### What this task involves
Write out all the material exactly. Leave nothing out.

Data entries for graphics
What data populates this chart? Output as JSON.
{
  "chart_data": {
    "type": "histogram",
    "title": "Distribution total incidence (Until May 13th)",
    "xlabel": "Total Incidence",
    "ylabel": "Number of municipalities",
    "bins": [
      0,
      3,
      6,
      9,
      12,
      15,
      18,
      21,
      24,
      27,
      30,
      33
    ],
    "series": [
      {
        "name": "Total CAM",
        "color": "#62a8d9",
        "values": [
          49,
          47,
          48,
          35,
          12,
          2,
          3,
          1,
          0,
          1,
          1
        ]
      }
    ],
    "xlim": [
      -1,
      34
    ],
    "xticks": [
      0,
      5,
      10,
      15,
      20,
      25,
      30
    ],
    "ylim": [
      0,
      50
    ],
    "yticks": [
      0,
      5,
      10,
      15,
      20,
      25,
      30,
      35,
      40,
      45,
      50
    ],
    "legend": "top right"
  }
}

### Reply
What data populates this chart? Output as JSON.
{
  "chart_data": {
    "type": "histogram",
    "title": "Distribution total incidence (Until May 13th)",
    "xlabel": "Total Incidence",
    "ylabel": "Number of municipalities",
    "bins": [
      0,
      3,
      6,
      9,
      12,
      15,
      18,
      21,
      24,
      27,
      30,
      33
    ],
    "series": [
      {
        "name": "Total CAM",
        "color": "#62a8d9",
        "values": [
          49,
          47,
          48,
          35,
          12,
          2,
          3,
          1,
          0,
          1,
          1
        ]
      }
    ],
    "xlim": [
      -1,
      34
    ],
    "xticks": [
      0,
      5,
      10,
      15,
      20,
      25,
      30
    ],
    "ylim": [
      0,
      50
    ],
    "yticks": [
      0,
      5,
      10,
      15,
      20,
      25,
      30,
      35,
      40,
      45,
      50
    ],
    "legend": "top right"
  }
}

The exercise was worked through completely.